- [To do]: Copy all the entries below exactly, but not the pictures.

- [Material]:
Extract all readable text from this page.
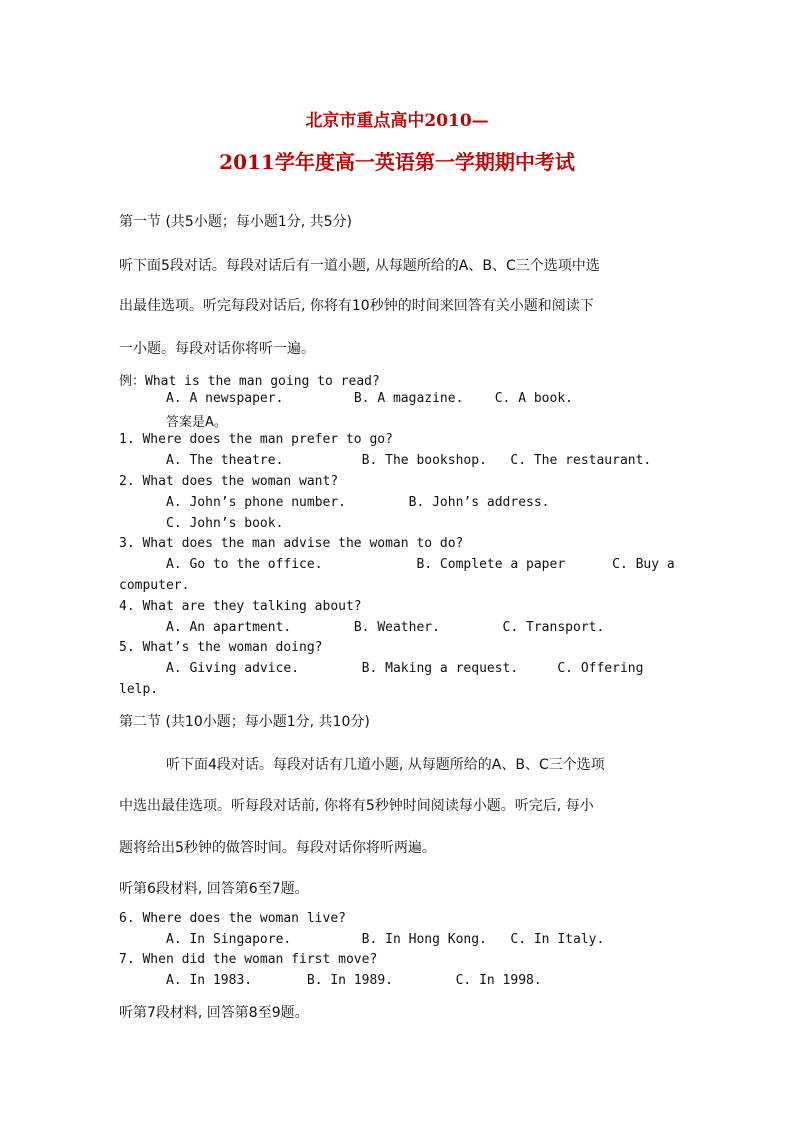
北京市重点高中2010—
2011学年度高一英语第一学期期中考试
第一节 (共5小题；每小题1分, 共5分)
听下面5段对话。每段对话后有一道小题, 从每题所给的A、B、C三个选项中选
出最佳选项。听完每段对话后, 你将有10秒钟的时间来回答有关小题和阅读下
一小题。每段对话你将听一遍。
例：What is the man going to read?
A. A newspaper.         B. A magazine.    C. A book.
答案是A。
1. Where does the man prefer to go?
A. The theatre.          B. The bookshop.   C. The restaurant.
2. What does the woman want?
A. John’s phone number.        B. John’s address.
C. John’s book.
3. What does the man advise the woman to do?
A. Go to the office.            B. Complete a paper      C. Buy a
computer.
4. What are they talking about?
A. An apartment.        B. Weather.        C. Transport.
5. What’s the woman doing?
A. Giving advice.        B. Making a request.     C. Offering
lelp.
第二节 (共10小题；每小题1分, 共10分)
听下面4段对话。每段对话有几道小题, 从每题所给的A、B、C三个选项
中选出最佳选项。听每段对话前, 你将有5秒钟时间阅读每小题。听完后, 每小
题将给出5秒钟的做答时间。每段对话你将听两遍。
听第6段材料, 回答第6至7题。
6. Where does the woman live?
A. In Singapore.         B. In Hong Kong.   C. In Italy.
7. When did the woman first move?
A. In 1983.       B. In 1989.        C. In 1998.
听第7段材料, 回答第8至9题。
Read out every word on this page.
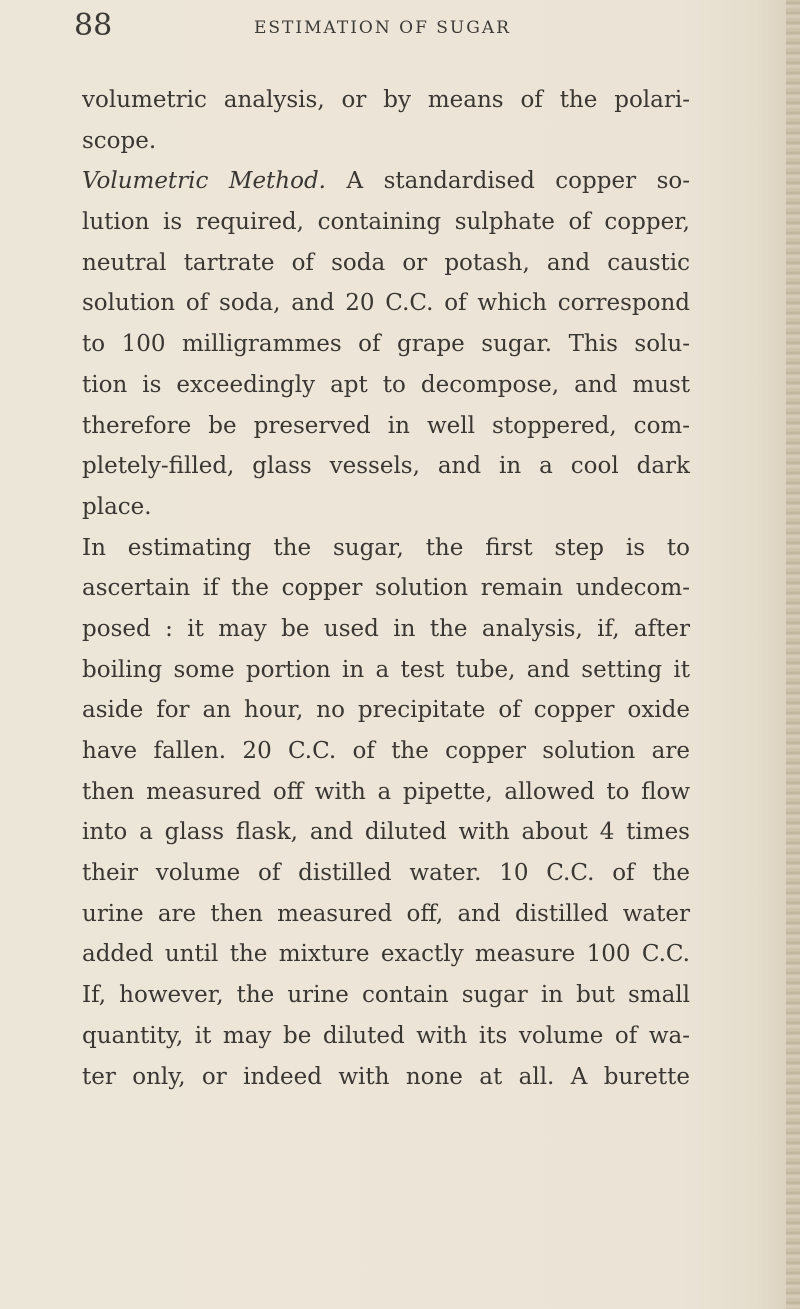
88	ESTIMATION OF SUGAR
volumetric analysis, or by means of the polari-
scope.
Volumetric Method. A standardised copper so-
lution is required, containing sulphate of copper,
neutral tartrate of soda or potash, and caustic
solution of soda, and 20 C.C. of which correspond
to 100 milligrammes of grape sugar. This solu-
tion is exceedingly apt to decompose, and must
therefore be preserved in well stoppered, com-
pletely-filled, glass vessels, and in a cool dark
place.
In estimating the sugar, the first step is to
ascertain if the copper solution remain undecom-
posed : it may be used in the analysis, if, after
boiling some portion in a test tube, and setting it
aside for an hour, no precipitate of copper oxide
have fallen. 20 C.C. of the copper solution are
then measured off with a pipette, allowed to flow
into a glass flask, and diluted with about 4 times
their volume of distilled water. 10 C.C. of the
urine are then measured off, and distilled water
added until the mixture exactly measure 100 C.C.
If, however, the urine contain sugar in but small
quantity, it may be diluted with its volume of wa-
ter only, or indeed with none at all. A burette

- [Final answer]:
Extract all readable text from this page.
北京市重点高中2010—
2011学年度高一英语第一学期期中考试
第一节 (共5小题；每小题1分, 共5分)
听下面5段对话。每段对话后有一道小题, 从每题所给的A、B、C三个选项中选
出最佳选项。听完每段对话后, 你将有10秒钟的时间来回答有关小题和阅读下
一小题。每段对话你将听一遍。
例：What is the man going to read?
A. A newspaper.         B. A magazine.    C. A book.
答案是A。
1. Where does the man prefer to go?
A. The theatre.          B. The bookshop.   C. The restaurant.
2. What does the woman want?
A. John’s phone number.        B. John’s address.
C. John’s book.
3. What does the man advise the woman to do?
A. Go to the office.            B. Complete a paper      C. Buy a
computer.
4. What are they talking about?
A. An apartment.        B. Weather.        C. Transport.
5. What’s the woman doing?
A. Giving advice.        B. Making a request.     C. Offering
lelp.
第二节 (共10小题；每小题1分, 共10分)
听下面4段对话。每段对话有几道小题, 从每题所给的A、B、C三个选项
中选出最佳选项。听每段对话前, 你将有5秒钟时间阅读每小题。听完后, 每小
题将给出5秒钟的做答时间。每段对话你将听两遍。
听第6段材料, 回答第6至7题。
6. Where does the woman live?
A. In Singapore.         B. In Hong Kong.   C. In Italy.
7. When did the woman first move?
A. In 1983.       B. In 1989.        C. In 1998.
听第7段材料, 回答第8至9题。
Read out every word on this page.
88	ESTIMATION OF SUGAR
volumetric analysis, or by means of the polari-
scope.
Volumetric Method. A standardised copper so-
lution is required, containing sulphate of copper,
neutral tartrate of soda or potash, and caustic
solution of soda, and 20 C.C. of which correspond
to 100 milligrammes of grape sugar. This solu-
tion is exceedingly apt to decompose, and must
therefore be preserved in well stoppered, com-
pletely-filled, glass vessels, and in a cool dark
place.
In estimating the sugar, the first step is to
ascertain if the copper solution remain undecom-
posed : it may be used in the analysis, if, after
boiling some portion in a test tube, and setting it
aside for an hour, no precipitate of copper oxide
have fallen. 20 C.C. of the copper solution are
then measured off with a pipette, allowed to flow
into a glass flask, and diluted with about 4 times
their volume of distilled water. 10 C.C. of the
urine are then measured off, and distilled water
added until the mixture exactly measure 100 C.C.
If, however, the urine contain sugar in but small
quantity, it may be diluted with its volume of wa-
ter only, or indeed with none at all. A burette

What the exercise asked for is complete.